From the listing below, pull each line that includes "Metrics".

= = =

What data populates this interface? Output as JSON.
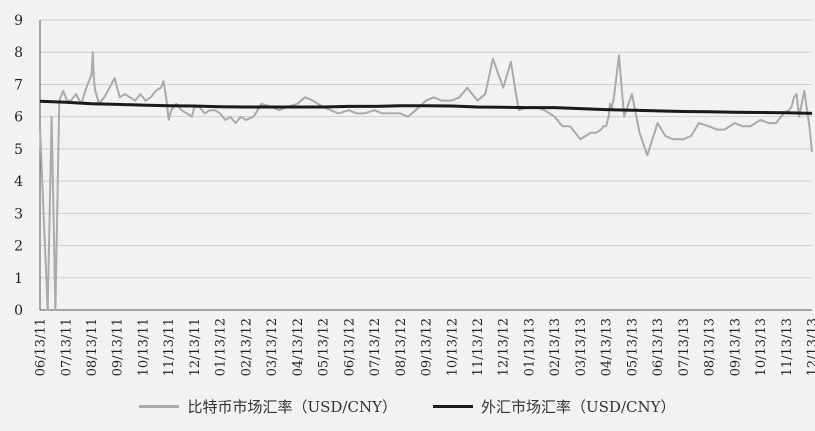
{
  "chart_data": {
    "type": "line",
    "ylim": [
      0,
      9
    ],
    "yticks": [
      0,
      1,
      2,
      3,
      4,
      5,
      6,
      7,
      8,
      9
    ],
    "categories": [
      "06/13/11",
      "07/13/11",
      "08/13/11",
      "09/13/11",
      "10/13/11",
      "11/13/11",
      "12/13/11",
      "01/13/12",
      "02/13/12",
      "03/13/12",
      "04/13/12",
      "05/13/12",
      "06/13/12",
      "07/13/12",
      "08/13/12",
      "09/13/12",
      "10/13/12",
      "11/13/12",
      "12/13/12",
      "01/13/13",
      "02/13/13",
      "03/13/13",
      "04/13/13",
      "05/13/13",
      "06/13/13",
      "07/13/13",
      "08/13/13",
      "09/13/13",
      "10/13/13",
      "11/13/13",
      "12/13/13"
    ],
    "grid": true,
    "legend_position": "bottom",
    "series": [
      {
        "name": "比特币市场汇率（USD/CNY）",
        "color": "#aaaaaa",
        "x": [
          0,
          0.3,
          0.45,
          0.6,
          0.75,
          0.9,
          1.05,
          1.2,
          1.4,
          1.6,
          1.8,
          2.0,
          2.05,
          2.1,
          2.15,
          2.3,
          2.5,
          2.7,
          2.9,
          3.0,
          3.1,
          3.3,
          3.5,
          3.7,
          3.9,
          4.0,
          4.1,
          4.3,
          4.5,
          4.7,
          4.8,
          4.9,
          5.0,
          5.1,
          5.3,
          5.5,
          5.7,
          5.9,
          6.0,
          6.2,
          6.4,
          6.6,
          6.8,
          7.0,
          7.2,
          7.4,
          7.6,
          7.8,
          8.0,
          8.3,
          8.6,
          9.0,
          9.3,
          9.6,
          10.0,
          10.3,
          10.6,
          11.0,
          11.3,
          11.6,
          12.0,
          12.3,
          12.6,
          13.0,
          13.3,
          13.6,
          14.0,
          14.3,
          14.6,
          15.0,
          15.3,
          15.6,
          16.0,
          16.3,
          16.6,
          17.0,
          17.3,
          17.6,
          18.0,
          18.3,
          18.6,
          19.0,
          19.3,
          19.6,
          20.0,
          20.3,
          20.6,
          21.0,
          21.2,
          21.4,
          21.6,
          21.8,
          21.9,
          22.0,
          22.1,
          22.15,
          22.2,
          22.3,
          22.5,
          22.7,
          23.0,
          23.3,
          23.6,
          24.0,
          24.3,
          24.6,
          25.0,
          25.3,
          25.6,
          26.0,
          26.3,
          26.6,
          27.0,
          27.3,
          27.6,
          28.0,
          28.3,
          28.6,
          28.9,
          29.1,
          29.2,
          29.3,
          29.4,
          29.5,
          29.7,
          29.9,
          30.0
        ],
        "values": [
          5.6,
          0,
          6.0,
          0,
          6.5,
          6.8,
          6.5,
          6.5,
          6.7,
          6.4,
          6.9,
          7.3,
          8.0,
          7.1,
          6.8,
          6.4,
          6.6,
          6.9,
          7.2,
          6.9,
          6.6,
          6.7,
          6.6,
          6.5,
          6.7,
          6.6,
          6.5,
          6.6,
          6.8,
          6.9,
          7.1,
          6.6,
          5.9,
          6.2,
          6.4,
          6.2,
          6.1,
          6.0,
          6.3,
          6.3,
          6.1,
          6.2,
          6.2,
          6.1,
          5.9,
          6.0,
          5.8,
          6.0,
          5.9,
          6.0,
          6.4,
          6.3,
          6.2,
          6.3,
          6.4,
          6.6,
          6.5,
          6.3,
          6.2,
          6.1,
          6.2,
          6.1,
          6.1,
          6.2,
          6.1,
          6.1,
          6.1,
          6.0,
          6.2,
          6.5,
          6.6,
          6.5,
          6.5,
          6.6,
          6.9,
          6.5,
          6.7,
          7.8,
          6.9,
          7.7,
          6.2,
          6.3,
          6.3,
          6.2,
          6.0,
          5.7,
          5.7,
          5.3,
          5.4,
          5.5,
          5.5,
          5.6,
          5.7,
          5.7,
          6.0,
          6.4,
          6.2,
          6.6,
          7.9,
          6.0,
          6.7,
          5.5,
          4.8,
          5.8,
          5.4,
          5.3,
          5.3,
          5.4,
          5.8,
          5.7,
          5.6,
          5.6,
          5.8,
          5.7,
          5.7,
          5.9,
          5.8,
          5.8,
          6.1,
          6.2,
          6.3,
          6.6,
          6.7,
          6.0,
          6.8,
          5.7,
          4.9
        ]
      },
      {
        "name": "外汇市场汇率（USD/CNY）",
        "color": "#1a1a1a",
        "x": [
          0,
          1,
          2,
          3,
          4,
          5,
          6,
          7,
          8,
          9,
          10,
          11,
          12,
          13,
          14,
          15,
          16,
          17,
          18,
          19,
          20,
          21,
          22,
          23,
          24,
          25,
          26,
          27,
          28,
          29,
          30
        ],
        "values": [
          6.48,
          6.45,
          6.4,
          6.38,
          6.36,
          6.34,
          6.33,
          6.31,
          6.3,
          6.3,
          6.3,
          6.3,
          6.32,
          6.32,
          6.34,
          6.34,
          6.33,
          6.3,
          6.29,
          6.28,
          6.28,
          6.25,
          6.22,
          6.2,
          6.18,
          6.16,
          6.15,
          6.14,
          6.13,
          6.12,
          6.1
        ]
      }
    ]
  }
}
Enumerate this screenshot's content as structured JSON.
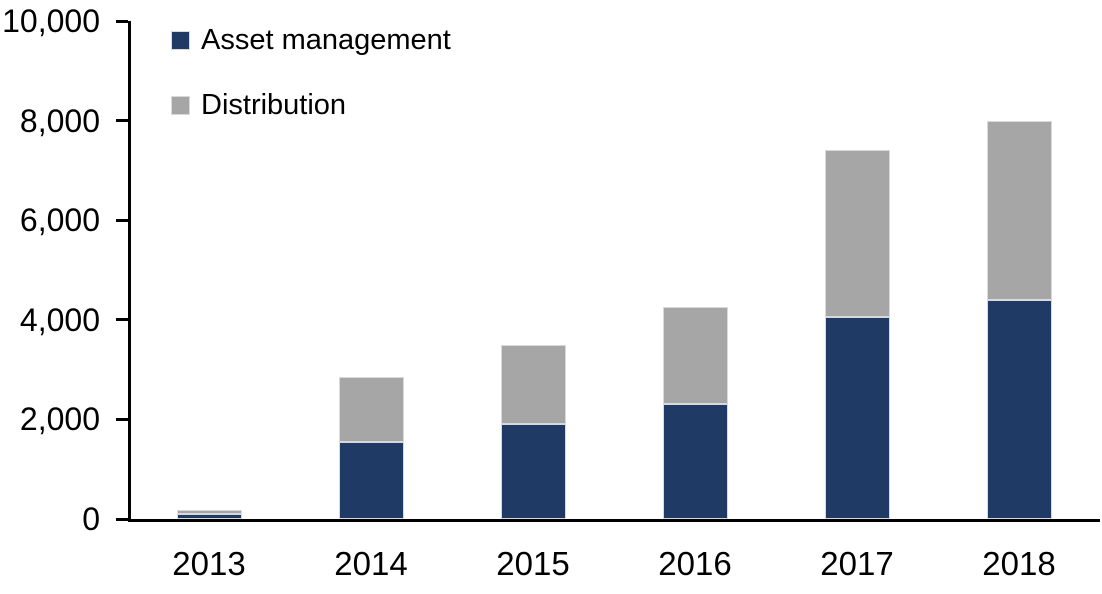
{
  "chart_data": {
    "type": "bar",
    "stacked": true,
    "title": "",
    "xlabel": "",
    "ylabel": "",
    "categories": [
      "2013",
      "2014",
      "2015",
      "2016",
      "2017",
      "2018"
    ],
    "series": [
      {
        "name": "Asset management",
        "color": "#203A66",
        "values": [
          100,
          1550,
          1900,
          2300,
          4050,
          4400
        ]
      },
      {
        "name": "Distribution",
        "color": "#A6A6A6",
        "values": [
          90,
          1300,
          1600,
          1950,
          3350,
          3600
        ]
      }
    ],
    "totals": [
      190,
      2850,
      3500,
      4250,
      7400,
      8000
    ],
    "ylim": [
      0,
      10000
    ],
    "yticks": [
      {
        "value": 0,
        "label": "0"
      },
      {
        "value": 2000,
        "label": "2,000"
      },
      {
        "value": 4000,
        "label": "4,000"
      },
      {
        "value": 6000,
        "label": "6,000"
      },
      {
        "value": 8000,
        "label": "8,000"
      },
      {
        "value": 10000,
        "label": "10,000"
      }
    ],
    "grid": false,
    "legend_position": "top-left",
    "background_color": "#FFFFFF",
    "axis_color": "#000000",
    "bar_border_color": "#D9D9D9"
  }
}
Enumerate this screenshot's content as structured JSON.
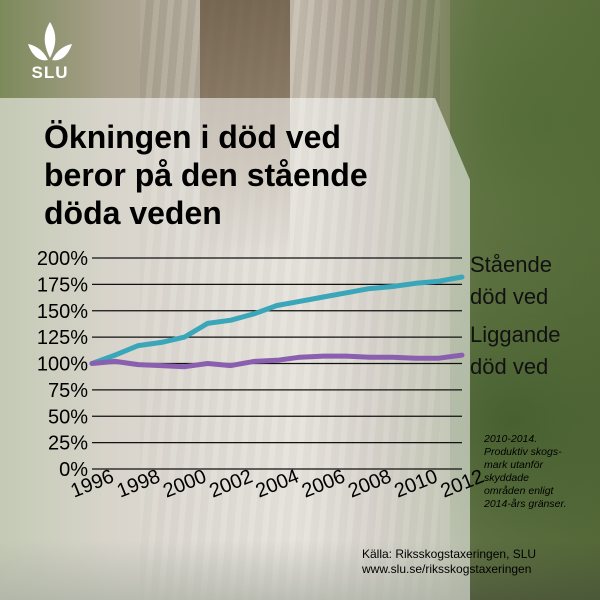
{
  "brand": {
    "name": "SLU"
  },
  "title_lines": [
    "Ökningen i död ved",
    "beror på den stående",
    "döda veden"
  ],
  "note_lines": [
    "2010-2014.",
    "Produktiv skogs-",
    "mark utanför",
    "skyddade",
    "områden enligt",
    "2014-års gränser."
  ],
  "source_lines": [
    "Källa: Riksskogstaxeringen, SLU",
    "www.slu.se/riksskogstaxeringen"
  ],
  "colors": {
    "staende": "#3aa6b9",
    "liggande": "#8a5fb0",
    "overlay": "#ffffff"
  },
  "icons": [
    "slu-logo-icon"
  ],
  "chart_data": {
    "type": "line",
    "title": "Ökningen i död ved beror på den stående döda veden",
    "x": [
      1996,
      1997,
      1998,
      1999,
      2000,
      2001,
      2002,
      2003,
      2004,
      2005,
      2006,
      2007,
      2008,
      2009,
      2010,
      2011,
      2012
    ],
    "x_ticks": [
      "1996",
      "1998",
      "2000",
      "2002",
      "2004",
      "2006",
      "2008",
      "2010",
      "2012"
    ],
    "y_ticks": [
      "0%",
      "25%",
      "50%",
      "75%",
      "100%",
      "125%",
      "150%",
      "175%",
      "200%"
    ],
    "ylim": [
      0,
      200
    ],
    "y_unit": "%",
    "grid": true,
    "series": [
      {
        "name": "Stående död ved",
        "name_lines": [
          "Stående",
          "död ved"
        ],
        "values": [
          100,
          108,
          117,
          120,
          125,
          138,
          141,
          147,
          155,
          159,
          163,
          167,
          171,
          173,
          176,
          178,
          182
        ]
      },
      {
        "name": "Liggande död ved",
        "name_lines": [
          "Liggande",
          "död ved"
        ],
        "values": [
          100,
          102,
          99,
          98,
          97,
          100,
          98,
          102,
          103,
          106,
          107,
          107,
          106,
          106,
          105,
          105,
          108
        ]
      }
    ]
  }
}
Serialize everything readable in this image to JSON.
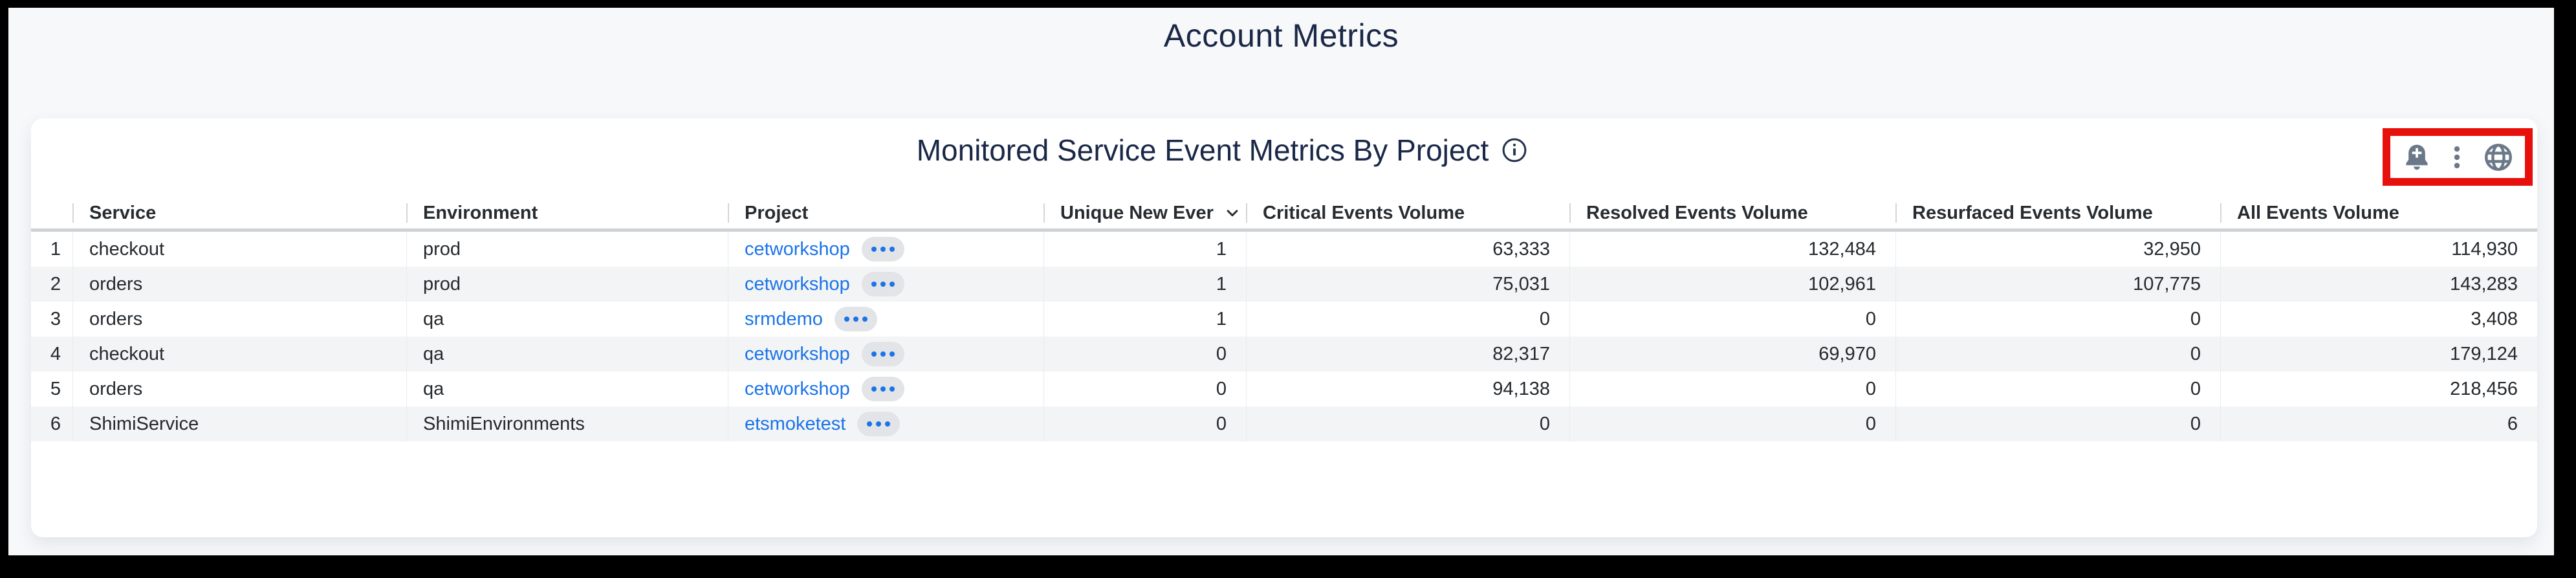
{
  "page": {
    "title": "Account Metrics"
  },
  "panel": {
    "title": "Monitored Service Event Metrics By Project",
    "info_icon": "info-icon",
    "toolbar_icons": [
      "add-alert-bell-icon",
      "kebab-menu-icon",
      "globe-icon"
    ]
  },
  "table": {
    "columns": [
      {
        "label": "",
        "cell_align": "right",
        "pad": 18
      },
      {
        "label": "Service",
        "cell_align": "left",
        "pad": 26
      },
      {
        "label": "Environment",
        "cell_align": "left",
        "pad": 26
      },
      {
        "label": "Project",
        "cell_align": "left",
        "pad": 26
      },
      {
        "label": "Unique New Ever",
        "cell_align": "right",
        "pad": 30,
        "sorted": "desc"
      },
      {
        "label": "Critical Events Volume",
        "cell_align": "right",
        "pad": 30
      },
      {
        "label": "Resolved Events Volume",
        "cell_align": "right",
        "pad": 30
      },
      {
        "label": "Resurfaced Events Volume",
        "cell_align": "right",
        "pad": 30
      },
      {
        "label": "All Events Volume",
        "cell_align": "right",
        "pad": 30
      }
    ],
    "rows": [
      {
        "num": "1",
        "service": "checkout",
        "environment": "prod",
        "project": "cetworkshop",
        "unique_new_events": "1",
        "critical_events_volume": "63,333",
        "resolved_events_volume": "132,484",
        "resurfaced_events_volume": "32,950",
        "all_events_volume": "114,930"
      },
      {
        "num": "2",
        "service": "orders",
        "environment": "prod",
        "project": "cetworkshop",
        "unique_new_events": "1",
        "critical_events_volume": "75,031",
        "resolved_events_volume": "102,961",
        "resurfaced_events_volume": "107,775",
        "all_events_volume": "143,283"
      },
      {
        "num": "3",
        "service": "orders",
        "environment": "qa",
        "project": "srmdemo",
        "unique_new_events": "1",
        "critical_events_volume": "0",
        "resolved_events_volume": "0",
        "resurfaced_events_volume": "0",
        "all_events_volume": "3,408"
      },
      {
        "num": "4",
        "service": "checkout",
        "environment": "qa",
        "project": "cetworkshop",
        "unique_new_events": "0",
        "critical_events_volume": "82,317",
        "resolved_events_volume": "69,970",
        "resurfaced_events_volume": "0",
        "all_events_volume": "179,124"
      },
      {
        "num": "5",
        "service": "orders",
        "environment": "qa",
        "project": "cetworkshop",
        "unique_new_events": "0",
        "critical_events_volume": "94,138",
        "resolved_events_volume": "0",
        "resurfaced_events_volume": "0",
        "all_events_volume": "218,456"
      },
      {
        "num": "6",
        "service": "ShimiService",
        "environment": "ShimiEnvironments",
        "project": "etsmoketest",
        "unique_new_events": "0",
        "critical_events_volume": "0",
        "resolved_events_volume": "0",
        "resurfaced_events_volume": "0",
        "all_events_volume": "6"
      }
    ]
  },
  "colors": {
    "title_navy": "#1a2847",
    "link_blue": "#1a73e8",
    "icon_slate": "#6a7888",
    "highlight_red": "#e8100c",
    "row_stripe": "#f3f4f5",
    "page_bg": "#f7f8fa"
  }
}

= = =

EXERCISE OUTPUT |
    "title": "Account Metrics"
    "title": "Monitored Service Event Metrics By Project",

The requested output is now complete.